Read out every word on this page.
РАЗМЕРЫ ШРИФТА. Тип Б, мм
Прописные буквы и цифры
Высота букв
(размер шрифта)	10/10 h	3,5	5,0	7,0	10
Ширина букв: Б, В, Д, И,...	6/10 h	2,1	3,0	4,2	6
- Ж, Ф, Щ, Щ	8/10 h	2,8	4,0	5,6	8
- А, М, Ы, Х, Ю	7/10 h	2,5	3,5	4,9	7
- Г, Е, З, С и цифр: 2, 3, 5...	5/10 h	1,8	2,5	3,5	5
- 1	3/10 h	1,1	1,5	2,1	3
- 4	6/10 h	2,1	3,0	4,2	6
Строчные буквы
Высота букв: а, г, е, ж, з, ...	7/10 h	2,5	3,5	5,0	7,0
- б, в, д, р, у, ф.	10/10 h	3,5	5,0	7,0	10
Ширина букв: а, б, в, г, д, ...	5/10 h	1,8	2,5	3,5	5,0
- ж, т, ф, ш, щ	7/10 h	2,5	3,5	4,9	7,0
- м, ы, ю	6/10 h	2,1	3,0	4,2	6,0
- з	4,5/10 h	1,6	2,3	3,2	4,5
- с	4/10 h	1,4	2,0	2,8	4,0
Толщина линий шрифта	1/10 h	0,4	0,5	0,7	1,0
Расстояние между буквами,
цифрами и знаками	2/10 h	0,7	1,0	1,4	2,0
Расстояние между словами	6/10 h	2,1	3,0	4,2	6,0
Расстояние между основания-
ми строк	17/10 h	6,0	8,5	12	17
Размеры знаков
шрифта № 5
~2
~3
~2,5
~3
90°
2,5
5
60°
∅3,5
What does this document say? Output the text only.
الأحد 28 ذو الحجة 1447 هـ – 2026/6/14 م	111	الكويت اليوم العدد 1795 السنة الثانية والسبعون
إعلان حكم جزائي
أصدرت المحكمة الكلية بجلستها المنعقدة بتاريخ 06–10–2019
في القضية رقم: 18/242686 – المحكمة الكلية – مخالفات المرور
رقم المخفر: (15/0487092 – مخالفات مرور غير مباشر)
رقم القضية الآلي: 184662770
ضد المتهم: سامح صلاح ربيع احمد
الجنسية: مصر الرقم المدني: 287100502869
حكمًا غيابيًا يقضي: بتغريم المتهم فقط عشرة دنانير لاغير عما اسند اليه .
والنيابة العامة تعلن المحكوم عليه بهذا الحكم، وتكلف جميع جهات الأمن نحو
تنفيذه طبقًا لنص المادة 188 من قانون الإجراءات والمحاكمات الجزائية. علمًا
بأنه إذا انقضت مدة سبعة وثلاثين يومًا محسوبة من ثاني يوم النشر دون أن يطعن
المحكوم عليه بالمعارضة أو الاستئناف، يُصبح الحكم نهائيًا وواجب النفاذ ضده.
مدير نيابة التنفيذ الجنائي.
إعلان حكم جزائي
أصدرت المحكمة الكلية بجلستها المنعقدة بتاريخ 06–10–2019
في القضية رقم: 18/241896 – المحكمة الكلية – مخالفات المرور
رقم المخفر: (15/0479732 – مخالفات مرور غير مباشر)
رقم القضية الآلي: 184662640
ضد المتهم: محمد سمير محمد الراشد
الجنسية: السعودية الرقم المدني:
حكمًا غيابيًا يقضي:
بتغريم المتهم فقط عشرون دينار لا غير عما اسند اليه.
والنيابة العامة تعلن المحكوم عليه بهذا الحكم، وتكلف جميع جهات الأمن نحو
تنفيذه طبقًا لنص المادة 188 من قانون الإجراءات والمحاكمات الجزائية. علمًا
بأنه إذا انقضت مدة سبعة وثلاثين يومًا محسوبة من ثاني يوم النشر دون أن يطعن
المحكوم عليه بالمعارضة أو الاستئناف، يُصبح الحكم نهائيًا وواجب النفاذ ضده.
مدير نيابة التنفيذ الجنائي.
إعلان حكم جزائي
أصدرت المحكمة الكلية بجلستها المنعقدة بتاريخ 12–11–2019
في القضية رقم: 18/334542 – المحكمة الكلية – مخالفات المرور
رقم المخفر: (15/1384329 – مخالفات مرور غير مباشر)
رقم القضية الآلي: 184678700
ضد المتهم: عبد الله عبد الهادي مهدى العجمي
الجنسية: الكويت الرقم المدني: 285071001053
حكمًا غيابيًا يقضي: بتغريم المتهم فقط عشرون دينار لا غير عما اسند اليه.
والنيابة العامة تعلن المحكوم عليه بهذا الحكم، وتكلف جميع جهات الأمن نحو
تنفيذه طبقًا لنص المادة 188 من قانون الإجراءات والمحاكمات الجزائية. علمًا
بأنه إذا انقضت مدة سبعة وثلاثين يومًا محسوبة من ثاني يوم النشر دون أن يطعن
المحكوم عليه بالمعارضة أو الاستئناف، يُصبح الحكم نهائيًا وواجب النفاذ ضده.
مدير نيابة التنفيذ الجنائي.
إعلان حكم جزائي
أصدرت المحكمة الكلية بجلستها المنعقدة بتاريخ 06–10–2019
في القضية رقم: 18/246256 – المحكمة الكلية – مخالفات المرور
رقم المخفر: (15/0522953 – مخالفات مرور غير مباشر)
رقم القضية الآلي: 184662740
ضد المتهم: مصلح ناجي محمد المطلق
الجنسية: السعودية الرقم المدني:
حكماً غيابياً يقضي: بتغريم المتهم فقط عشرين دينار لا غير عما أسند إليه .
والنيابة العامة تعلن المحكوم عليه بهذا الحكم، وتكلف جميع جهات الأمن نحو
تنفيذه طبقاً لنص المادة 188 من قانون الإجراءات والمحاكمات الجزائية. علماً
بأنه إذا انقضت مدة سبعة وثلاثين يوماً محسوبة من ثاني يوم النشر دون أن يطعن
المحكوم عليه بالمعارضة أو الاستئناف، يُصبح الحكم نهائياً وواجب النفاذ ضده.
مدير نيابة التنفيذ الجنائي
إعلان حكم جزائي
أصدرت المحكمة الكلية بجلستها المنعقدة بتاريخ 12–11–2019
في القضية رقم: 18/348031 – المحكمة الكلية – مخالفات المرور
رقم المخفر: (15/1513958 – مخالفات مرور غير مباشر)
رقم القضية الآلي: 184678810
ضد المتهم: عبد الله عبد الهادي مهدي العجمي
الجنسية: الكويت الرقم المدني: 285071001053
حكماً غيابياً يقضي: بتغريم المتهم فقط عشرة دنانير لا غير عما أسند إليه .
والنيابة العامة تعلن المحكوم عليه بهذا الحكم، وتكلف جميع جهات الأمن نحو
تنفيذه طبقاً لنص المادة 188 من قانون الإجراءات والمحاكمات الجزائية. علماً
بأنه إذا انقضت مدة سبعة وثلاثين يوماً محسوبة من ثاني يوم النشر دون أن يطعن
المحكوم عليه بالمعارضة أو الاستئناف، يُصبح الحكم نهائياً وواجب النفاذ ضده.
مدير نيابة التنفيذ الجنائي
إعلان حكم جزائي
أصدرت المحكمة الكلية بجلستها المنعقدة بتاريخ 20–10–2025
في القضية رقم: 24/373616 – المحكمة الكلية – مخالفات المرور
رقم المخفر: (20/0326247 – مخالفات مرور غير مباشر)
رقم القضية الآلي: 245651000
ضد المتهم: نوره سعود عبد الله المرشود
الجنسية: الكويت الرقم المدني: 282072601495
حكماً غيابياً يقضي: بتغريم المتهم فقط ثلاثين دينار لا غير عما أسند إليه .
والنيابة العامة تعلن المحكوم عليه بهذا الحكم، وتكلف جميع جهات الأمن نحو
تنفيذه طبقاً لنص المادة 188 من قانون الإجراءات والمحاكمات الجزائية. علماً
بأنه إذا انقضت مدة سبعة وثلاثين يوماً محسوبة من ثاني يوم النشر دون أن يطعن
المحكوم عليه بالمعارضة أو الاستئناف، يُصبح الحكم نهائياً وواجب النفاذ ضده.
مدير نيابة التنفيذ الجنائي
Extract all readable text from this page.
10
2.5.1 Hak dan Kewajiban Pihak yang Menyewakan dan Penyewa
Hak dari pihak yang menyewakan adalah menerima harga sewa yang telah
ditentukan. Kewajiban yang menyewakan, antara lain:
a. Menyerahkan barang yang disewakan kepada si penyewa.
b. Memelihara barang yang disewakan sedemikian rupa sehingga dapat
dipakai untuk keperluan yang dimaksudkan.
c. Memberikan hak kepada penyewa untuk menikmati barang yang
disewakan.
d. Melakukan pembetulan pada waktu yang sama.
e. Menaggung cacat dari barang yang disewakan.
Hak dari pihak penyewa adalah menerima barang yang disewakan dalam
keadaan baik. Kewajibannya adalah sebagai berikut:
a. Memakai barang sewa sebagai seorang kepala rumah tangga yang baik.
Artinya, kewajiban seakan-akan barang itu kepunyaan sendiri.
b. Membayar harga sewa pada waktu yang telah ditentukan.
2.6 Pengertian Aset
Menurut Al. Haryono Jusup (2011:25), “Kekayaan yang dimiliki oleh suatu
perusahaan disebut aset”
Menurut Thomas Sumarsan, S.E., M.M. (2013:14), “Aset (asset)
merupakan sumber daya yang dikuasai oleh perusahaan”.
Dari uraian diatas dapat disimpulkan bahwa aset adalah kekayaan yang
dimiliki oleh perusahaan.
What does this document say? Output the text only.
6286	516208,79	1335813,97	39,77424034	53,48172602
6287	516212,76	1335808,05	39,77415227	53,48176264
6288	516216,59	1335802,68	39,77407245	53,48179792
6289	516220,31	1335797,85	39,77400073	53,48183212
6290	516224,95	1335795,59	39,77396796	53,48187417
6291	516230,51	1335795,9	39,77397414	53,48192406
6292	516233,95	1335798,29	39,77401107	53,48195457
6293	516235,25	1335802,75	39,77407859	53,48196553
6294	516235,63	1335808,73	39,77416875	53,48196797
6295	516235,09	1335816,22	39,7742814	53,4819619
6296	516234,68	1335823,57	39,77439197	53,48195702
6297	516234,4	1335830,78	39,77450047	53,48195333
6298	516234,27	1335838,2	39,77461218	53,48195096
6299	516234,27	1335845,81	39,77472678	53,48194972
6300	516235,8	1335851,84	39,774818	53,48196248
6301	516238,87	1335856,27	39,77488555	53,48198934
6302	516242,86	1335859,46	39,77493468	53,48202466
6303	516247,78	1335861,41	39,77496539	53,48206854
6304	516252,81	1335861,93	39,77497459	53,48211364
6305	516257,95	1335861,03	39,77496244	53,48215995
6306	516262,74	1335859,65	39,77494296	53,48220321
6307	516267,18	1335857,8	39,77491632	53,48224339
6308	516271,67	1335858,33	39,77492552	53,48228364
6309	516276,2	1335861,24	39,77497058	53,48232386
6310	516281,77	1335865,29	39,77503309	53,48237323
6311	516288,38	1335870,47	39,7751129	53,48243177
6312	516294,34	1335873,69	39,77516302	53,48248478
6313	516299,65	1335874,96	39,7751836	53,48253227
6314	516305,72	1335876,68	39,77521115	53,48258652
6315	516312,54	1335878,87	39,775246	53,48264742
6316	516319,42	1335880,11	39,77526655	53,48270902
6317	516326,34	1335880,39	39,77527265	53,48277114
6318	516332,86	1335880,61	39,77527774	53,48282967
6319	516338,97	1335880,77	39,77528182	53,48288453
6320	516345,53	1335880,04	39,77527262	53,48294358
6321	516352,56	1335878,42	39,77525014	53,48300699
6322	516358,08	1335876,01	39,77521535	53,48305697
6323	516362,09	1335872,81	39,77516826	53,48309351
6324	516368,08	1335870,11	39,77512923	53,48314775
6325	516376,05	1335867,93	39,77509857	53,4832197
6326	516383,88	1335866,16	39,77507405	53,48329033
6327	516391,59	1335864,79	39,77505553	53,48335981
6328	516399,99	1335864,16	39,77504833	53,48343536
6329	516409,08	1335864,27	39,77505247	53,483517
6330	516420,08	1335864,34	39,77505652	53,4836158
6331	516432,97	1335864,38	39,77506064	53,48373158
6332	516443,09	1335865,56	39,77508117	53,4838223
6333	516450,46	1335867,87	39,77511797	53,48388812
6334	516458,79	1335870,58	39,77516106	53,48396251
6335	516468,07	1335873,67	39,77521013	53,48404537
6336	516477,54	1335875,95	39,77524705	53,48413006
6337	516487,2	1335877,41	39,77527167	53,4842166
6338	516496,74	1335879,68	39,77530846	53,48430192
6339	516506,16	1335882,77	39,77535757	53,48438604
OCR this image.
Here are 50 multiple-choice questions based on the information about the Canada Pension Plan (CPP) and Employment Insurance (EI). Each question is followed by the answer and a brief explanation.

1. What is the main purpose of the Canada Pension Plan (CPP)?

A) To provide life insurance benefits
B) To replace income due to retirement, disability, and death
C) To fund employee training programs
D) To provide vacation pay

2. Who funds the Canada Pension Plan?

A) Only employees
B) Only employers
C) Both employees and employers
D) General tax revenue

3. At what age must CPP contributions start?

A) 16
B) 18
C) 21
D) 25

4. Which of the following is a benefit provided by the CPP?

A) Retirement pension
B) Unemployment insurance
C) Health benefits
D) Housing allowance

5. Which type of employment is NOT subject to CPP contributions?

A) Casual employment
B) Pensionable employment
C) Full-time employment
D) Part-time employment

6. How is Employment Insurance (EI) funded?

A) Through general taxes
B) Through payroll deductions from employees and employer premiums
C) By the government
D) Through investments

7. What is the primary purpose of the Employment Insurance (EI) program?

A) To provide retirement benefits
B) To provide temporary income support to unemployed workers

§

• _YOUR GOAL_
Search the entries for "waktu" and copy out each line that has it.

• _COMPLETE OUTPUT_
d. Melakukan pembetulan pada waktu yang sama.
b. Membayar harga sewa pada waktu yang telah ditentukan.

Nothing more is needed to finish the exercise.